Records to use:

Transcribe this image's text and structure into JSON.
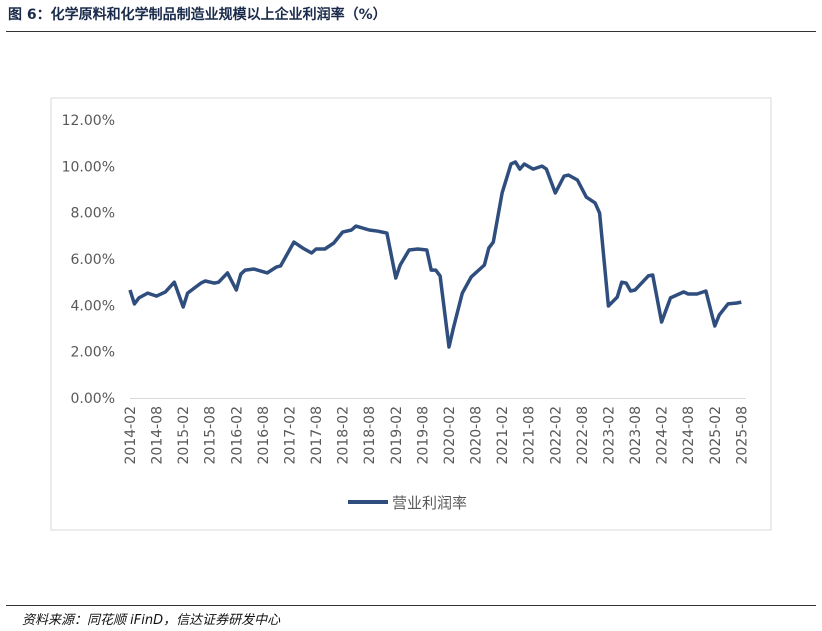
{
  "title": "图 6：化学原料和化学制品制造业规模以上企业利润率（%）",
  "source": "资料来源：同花顺 iFinD，信达证券研发中心",
  "chart_data": {
    "type": "line",
    "title": "",
    "xlabel": "",
    "ylabel": "",
    "ylim": [
      0,
      12
    ],
    "yticks": [
      "0.00%",
      "2.00%",
      "4.00%",
      "6.00%",
      "8.00%",
      "10.00%",
      "12.00%"
    ],
    "xticks": [
      "2014-02",
      "2014-08",
      "2015-02",
      "2015-08",
      "2016-02",
      "2016-08",
      "2017-02",
      "2017-08",
      "2018-02",
      "2018-08",
      "2019-02",
      "2019-08",
      "2020-02",
      "2020-08",
      "2021-02",
      "2021-08",
      "2022-02",
      "2022-08",
      "2023-02",
      "2023-08",
      "2024-02",
      "2024-08",
      "2025-02",
      "2025-08"
    ],
    "grid": false,
    "legend_position": "bottom",
    "color": "#2f4e7e",
    "series": [
      {
        "name": "营业利润率",
        "x": [
          "2014-02",
          "2014-03",
          "2014-04",
          "2014-06",
          "2014-08",
          "2014-10",
          "2014-12",
          "2015-02",
          "2015-03",
          "2015-06",
          "2015-07",
          "2015-09",
          "2015-10",
          "2015-12",
          "2016-02",
          "2016-03",
          "2016-04",
          "2016-06",
          "2016-09",
          "2016-11",
          "2016-12",
          "2017-03",
          "2017-05",
          "2017-07",
          "2017-08",
          "2017-10",
          "2017-12",
          "2018-02",
          "2018-04",
          "2018-05",
          "2018-08",
          "2018-10",
          "2018-12",
          "2019-02",
          "2019-03",
          "2019-05",
          "2019-07",
          "2019-09",
          "2019-10",
          "2019-11",
          "2019-12",
          "2020-02",
          "2020-03",
          "2020-05",
          "2020-07",
          "2020-10",
          "2020-11",
          "2020-12",
          "2021-02",
          "2021-04",
          "2021-05",
          "2021-06",
          "2021-07",
          "2021-09",
          "2021-11",
          "2021-12",
          "2022-02",
          "2022-04",
          "2022-05",
          "2022-07",
          "2022-09",
          "2022-11",
          "2022-12",
          "2023-02",
          "2023-04",
          "2023-05",
          "2023-06",
          "2023-07",
          "2023-08",
          "2023-11",
          "2023-12",
          "2024-02",
          "2024-04",
          "2024-07",
          "2024-08",
          "2024-10",
          "2024-12",
          "2025-02",
          "2025-03",
          "2025-05",
          "2025-07",
          "2025-08"
        ],
        "values": [
          4.66,
          4.06,
          4.32,
          4.53,
          4.4,
          4.58,
          5.0,
          3.93,
          4.53,
          4.96,
          5.05,
          4.96,
          5.0,
          5.4,
          4.66,
          5.35,
          5.52,
          5.57,
          5.4,
          5.65,
          5.7,
          6.73,
          6.47,
          6.26,
          6.43,
          6.43,
          6.69,
          7.16,
          7.25,
          7.42,
          7.25,
          7.2,
          7.12,
          5.18,
          5.74,
          6.39,
          6.43,
          6.39,
          5.52,
          5.52,
          5.27,
          2.2,
          3.02,
          4.53,
          5.22,
          5.74,
          6.47,
          6.73,
          8.85,
          10.1,
          10.19,
          9.88,
          10.1,
          9.88,
          10.01,
          9.88,
          8.85,
          9.58,
          9.62,
          9.41,
          8.67,
          8.42,
          7.98,
          3.97,
          4.36,
          5.0,
          4.96,
          4.62,
          4.66,
          5.27,
          5.31,
          3.28,
          4.32,
          4.58,
          4.49,
          4.49,
          4.62,
          3.11,
          3.58,
          4.06,
          4.1,
          4.14
        ]
      }
    ]
  }
}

What is expected: Look over the listing. Pull out every line with the string "title" in it.

Task solution:
  "title": "图 6：化学原料和化学制品制造业规模以上企业利润率（%）",
    "title": "",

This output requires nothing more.